* Start TASK INPUTS *
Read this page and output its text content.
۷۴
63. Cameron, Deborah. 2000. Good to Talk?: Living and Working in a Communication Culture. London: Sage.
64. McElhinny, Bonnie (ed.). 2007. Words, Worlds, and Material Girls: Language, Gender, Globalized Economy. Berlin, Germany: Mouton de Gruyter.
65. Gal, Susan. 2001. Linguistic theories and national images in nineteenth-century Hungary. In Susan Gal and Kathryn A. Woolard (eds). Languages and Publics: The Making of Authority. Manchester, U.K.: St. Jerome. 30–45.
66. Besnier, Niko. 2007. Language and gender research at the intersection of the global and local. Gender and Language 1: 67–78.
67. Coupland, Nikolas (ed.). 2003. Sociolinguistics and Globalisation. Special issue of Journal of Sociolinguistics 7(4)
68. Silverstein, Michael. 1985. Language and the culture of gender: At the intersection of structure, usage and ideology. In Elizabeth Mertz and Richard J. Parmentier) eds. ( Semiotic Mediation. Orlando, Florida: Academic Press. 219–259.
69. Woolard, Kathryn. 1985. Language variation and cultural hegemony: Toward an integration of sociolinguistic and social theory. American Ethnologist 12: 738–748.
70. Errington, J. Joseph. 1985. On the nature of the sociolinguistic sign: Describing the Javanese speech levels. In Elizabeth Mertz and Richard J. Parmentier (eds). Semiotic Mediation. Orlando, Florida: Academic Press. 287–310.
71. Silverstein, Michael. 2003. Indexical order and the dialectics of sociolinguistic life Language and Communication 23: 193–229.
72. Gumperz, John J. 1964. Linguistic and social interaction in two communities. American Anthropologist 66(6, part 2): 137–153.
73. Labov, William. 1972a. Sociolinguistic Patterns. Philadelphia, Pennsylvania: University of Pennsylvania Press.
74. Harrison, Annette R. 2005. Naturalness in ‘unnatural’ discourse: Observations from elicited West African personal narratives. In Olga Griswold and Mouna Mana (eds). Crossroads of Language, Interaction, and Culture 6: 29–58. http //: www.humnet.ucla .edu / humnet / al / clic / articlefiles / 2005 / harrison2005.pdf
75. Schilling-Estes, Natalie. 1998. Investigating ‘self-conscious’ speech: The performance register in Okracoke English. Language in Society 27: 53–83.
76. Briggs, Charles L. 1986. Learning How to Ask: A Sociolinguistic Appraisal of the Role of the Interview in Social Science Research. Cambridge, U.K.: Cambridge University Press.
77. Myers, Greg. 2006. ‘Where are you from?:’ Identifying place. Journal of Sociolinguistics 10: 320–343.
* End TASK INPUTS *
Retype the material above, line by line, exactly.

# TASK RESULT:
Read this page and output its text content.
۷۴
63. Cameron, Deborah. 2000. Good to Talk?: Living and Working in a Communication Culture. London: Sage.
64. McElhinny, Bonnie (ed.). 2007. Words, Worlds, and Material Girls: Language, Gender, Globalized Economy. Berlin, Germany: Mouton de Gruyter.
65. Gal, Susan. 2001. Linguistic theories and national images in nineteenth-century Hungary. In Susan Gal and Kathryn A. Woolard (eds). Languages and Publics: The Making of Authority. Manchester, U.K.: St. Jerome. 30–45.
66. Besnier, Niko. 2007. Language and gender research at the intersection of the global and local. Gender and Language 1: 67–78.
67. Coupland, Nikolas (ed.). 2003. Sociolinguistics and Globalisation. Special issue of Journal of Sociolinguistics 7(4)
68. Silverstein, Michael. 1985. Language and the culture of gender: At the intersection of structure, usage and ideology. In Elizabeth Mertz and Richard J. Parmentier) eds. ( Semiotic Mediation. Orlando, Florida: Academic Press. 219–259.
69. Woolard, Kathryn. 1985. Language variation and cultural hegemony: Toward an integration of sociolinguistic and social theory. American Ethnologist 12: 738–748.
70. Errington, J. Joseph. 1985. On the nature of the sociolinguistic sign: Describing the Javanese speech levels. In Elizabeth Mertz and Richard J. Parmentier (eds). Semiotic Mediation. Orlando, Florida: Academic Press. 287–310.
71. Silverstein, Michael. 2003. Indexical order and the dialectics of sociolinguistic life Language and Communication 23: 193–229.
72. Gumperz, John J. 1964. Linguistic and social interaction in two communities. American Anthropologist 66(6, part 2): 137–153.
73. Labov, William. 1972a. Sociolinguistic Patterns. Philadelphia, Pennsylvania: University of Pennsylvania Press.
74. Harrison, Annette R. 2005. Naturalness in ‘unnatural’ discourse: Observations from elicited West African personal narratives. In Olga Griswold and Mouna Mana (eds). Crossroads of Language, Interaction, and Culture 6: 29–58. http //: www.humnet.ucla .edu / humnet / al / clic / articlefiles / 2005 / harrison2005.pdf
75. Schilling-Estes, Natalie. 1998. Investigating ‘self-conscious’ speech: The performance register in Okracoke English. Language in Society 27: 53–83.
76. Briggs, Charles L. 1986. Learning How to Ask: A Sociolinguistic Appraisal of the Role of the Interview in Social Science Research. Cambridge, U.K.: Cambridge University Press.
77. Myers, Greg. 2006. ‘Where are you from?:’ Identifying place. Journal of Sociolinguistics 10: 320–343.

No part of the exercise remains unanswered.